Firing rate dynamics in recurrent spiking neural networks with intrinsic and network heterogeneity

Abstract

Heterogeneity of neural attributes has recently gained a lot of attention and is increasing recognized as a crucial feature in neural processing. Despite its importance, this physiological feature has traditionally been neglected in theoretical studies of cortical neural networks. Thus, there is still a lot unknown about the consequences of cellular and circuit heterogeneity in spiking neural networks. In particular, combining network or synaptic heterogeneity and intrinsic heterogeneity has yet to be considered systematically despite the fact that both are known to exist and likely have significant roles in neural network dynamics. In a canonical recurrent spiking neural network model, we study how these two forms of heterogeneity lead to different distributions of excitatory firing rates. To analytically characterize how these types of heterogeneities affect the network, we employ a dimension reduction method that relies on a combination of Monte Carlo simulations and probability density function equations. We find that the relationship between intrinsic and network heterogeneity has a strong effect on the overall level of heterogeneity of the firing rates. Specifically, this relationship can lead to amplification or attenuation of firing rate heterogeneity, and these effects depend on whether the recurrent network is firing asynchronously or rhythmically firing. These observations are captured with the aforementioned reduction method, and furthermore simpler analytic descriptions based on this dimension reduction method are developed. The final analytic descriptions provide compact and descriptive formulas for how the relationship between intrinsic and network heterogeneity determines the firing rate heterogeneity dynamics in various settings.

Appendix

Given two vectors 𝜃 (intrinsic heterogeneity) and q (network heterogeneity), we can generate a new pair of vectors (of the same size) that have any desired correlation coefficient ϱ∈(−1,1). In this paper, we choose to keep q fixed and generate a new vector 𝜗 that has the same sample mean (μ(𝜃)) and sample standard deviation (σ(𝜃)) of 𝜃. Note that there are infinitely many ways to generate two such vectors if we only require that the mean and standard deviation of the new vectors be equal to the original statistics of the vector. The algorithm we use is as follows.

• INPUTS: (q, 𝜃, ϱ)

• Set φ= cos−1(ϱ)

• Shift input vectors so they have zero mean:

  q ₀ = q−μ(q)

  𝜃 ₀ = 𝜃−μ(𝜃).

• Calculate orthogonal complement to q ₀:

  \(\mathbf {z}=\boldsymbol {\theta }_{0}-\frac {\mathbf {q}_{0}\cdot \boldsymbol {\theta }_{0}}{\|\mathbf {q}_{0}\|^{2}}\mathbf {q}_{0}\)

• Create unit vectors out of q ₀ and z:

  \(\tilde {\mathbf {q}}=\mathbf {q}_{0}/\|\mathbf {q}_{0}\|\), \(\tilde {\mathbf {z}}=\mathbf {z}/\|\mathbf {z}\|\)

• Create vector with prescribed correlation and zero mean:

  \(\hat {\boldsymbol {\theta }}=\cos (\varphi )\tilde {\mathbf {q}}+\sin (\varphi )\tilde {\mathbf {z}}\)

• Set \(\boldsymbol {\vartheta }=\frac {\sigma (\boldsymbol {\theta })}{\sigma (\hat {\boldsymbol {\theta }})}\hat {\boldsymbol {\theta }}+\mu (\boldsymbol {\theta })\)

• OUTPUT: 𝜗, where correlation coefficient of 𝜗 and q is ϱ, μ(𝜗) = μ(𝜃), and σ(𝜗) = σ(𝜃).

DATA EXTRACT
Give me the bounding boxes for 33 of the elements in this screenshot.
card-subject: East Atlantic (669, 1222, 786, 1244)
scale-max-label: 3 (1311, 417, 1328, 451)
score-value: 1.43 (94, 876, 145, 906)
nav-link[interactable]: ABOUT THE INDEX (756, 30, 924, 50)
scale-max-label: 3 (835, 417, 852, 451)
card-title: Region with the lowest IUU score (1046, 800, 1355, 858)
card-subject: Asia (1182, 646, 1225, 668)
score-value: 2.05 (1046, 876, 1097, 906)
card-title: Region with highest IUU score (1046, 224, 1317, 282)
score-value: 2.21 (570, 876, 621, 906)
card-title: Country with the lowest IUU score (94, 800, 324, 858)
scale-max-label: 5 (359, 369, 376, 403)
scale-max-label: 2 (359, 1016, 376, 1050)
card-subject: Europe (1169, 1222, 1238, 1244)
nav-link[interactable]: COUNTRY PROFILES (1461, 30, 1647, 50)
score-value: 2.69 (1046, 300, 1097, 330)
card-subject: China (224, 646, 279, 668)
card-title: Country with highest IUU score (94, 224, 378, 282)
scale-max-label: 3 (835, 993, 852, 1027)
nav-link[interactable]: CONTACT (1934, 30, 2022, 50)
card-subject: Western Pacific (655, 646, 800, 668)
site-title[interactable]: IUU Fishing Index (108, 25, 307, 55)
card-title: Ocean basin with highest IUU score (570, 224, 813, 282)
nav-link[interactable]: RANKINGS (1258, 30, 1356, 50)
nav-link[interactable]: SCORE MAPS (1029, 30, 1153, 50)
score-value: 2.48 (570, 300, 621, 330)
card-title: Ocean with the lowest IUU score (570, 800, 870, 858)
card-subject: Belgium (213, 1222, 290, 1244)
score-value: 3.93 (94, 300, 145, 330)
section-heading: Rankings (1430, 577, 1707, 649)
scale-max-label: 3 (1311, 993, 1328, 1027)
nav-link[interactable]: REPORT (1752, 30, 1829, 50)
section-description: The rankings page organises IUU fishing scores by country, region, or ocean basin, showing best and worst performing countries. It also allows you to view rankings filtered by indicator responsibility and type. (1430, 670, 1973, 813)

EXERCISE
In the text on firing rate heterogeneity in spiking networks, list in order every step of the appendix algorithm that falls between its INPUTS line and its OUTPUT line. Base your answer only on the text, not on the records.

WORKED SOLUTION
1. Set φ = cos−1(ϱ).
2. Shift the input vectors to zero mean: q₀ = q − μ(q) and 𝜃₀ = 𝜃 − μ(𝜃).
3. Calculate z, the orthogonal complement to q₀.
4. Create unit vectors out of q₀ and z.
5. Create a vector with the prescribed correlation and zero mean, cos(φ) times the unit vector of q₀ plus sin(φ) times the unit vector of z.
6. Set 𝜗 by scaling that vector by σ(𝜃) divided by its own standard deviation and adding μ(𝜃).